--- START ---

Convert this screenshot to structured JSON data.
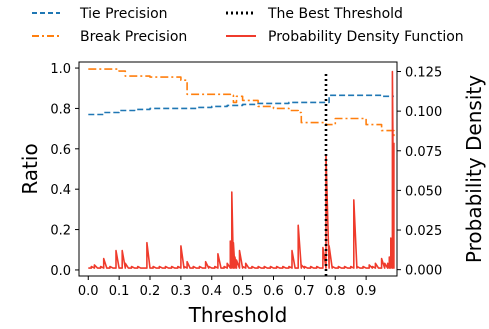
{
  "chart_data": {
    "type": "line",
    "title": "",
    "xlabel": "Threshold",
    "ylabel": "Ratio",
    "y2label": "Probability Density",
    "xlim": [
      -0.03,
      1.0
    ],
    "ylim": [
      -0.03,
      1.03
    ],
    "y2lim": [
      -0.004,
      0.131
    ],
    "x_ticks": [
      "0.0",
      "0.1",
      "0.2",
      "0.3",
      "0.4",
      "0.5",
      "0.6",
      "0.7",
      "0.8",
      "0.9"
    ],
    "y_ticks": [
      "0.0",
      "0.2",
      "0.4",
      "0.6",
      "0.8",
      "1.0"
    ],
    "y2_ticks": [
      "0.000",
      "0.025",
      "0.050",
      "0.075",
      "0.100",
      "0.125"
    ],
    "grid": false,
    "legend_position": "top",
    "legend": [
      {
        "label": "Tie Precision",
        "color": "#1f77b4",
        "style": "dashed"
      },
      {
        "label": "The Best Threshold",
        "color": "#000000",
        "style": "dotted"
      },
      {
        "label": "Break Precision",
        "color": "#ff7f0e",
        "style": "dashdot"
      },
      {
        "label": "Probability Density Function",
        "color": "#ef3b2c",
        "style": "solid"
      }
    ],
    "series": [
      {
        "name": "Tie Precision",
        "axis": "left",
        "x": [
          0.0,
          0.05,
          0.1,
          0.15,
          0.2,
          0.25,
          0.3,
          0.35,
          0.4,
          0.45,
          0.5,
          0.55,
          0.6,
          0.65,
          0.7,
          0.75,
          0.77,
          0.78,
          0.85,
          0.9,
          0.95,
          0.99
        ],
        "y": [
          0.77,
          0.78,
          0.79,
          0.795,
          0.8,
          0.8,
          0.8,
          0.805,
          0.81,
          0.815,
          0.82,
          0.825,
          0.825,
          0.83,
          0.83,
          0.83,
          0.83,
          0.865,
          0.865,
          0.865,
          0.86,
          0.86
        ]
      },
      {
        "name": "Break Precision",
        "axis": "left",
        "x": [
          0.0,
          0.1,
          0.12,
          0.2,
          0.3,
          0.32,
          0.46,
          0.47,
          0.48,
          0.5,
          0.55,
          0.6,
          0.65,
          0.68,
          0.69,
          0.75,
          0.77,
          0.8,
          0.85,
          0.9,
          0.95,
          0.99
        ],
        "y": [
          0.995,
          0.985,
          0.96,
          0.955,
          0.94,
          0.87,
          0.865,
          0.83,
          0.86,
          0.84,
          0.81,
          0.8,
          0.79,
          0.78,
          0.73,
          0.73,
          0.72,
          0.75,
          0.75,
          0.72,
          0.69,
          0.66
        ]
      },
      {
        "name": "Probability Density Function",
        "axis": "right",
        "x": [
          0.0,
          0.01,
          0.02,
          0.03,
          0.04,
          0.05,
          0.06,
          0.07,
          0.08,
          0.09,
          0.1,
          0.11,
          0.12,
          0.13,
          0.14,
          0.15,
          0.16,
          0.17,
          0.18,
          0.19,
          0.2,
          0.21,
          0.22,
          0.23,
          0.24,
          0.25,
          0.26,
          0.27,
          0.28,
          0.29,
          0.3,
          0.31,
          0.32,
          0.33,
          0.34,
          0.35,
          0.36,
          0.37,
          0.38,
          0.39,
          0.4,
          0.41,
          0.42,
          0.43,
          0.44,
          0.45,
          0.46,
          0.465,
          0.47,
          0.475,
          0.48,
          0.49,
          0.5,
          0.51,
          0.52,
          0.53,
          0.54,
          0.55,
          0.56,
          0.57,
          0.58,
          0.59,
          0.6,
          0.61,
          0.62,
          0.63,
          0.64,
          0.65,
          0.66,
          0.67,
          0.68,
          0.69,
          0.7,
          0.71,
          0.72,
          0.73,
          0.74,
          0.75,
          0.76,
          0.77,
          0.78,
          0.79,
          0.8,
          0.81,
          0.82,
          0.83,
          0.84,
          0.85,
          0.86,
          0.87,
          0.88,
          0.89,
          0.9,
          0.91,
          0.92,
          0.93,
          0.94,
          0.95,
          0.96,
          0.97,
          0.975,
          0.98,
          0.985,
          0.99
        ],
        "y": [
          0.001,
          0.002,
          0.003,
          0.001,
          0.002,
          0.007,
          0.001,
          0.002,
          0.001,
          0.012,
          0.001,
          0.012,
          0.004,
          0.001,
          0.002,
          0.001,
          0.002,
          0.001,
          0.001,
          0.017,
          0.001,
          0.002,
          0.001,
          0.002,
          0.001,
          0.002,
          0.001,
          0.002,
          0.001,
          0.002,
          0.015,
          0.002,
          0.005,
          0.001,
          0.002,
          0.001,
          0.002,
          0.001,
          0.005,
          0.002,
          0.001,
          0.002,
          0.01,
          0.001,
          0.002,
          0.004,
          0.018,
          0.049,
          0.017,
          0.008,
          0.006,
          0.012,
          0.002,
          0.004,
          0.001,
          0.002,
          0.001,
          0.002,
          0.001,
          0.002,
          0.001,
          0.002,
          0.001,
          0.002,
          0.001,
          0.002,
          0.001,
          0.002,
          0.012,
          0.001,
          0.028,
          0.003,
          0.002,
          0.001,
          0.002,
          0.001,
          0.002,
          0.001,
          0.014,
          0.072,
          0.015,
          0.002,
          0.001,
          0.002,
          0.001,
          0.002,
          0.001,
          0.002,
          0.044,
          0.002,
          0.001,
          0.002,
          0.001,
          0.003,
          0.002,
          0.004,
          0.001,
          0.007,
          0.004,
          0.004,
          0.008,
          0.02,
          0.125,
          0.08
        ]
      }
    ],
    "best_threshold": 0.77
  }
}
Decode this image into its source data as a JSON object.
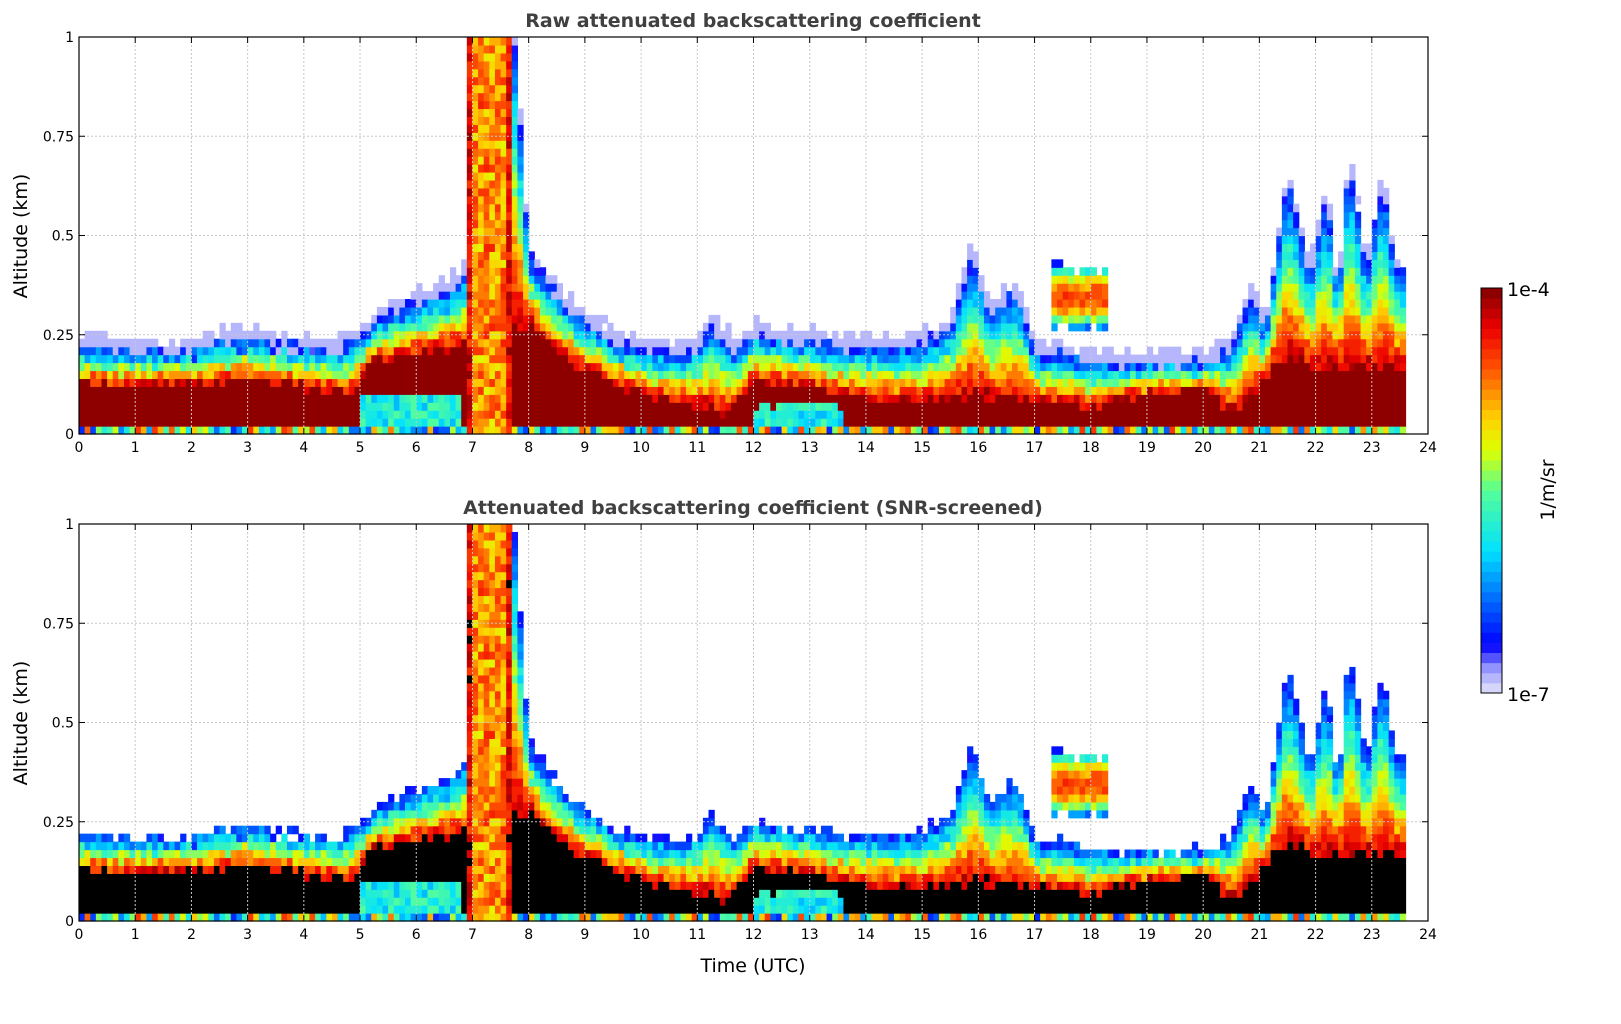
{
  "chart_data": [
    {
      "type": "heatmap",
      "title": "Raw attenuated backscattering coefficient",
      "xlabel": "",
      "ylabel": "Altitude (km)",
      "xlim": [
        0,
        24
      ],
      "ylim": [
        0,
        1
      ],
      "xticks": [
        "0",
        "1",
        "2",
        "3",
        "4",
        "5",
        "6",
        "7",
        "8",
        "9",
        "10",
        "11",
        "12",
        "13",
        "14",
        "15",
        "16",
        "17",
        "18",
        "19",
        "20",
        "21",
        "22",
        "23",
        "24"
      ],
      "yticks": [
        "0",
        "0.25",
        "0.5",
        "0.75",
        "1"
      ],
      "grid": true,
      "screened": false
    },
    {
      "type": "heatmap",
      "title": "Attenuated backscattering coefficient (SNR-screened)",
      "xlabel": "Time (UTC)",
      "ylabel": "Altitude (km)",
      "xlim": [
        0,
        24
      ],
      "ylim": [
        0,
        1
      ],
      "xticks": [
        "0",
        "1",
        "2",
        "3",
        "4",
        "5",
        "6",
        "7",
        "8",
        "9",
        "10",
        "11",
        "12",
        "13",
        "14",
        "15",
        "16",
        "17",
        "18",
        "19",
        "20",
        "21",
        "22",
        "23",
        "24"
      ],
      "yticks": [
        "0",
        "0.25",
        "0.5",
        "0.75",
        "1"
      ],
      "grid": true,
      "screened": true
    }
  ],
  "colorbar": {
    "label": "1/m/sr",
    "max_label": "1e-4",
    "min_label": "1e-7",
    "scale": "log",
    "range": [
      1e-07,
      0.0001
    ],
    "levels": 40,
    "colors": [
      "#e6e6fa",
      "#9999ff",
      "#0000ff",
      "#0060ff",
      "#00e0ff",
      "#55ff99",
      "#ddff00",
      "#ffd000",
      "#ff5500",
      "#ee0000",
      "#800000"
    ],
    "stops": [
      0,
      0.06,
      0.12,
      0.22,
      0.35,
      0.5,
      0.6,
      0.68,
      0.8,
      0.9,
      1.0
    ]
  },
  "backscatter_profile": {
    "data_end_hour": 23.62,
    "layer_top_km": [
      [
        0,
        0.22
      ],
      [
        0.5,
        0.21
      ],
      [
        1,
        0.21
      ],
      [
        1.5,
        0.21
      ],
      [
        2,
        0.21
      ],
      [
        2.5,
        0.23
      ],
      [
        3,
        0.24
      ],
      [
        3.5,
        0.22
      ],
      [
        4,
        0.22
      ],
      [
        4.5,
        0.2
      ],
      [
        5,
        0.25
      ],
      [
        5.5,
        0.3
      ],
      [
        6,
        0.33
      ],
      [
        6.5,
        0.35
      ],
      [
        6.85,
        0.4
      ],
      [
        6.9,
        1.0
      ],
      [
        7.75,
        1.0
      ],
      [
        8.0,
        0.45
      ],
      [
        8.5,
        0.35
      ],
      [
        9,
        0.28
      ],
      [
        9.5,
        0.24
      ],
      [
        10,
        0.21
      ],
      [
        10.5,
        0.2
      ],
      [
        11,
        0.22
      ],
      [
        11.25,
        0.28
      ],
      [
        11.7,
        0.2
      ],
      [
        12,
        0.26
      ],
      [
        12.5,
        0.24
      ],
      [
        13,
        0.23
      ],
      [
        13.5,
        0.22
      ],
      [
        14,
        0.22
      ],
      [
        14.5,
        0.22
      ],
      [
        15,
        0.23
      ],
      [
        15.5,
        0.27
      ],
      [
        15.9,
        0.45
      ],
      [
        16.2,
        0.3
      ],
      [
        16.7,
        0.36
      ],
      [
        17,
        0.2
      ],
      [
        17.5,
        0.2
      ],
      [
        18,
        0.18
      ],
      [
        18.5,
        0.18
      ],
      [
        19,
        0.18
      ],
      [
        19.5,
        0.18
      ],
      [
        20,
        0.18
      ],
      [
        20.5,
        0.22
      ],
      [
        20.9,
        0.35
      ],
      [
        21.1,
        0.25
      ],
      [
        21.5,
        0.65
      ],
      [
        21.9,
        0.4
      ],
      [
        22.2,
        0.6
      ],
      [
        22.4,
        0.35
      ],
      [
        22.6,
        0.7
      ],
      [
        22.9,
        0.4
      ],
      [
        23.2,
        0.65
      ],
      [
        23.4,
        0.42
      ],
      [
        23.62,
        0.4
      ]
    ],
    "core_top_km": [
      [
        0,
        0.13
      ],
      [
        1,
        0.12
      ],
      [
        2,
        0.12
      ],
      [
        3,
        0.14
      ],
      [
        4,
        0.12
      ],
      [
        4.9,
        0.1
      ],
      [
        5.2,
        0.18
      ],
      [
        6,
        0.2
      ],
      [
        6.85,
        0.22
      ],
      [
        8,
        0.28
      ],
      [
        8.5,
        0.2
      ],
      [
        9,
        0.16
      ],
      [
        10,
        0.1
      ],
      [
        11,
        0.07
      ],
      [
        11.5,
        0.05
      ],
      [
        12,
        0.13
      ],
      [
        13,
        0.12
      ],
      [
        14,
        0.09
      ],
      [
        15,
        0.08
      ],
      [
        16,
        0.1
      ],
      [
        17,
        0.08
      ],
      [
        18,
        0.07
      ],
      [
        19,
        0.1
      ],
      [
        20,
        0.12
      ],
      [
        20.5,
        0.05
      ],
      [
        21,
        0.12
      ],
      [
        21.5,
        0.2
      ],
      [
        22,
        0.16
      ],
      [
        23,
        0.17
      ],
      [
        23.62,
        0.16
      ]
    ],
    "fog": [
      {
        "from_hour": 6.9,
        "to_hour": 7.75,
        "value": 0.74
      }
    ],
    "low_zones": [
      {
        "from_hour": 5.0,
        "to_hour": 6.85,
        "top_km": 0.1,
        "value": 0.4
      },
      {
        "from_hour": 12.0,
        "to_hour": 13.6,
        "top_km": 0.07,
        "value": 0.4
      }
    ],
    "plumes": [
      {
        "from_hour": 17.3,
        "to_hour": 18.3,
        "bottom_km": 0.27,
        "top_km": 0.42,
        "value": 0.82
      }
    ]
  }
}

--- END ---
--- START ---

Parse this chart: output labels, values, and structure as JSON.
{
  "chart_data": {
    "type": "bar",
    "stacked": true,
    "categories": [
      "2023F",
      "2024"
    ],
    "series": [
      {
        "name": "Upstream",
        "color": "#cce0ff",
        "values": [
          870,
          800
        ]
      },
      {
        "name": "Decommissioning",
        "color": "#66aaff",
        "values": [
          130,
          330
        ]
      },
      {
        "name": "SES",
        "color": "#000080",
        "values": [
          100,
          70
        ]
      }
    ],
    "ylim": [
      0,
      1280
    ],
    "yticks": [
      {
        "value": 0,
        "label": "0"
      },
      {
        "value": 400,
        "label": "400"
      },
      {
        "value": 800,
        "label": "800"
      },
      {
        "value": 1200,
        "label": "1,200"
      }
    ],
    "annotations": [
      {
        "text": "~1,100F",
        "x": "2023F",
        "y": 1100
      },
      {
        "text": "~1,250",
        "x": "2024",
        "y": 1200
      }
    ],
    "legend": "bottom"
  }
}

--- END ---

■ TASK GOAL
Of the lines in the data above, how many contain the word "Density"? Give only that figure.

■ WRITTEN ANSWER
3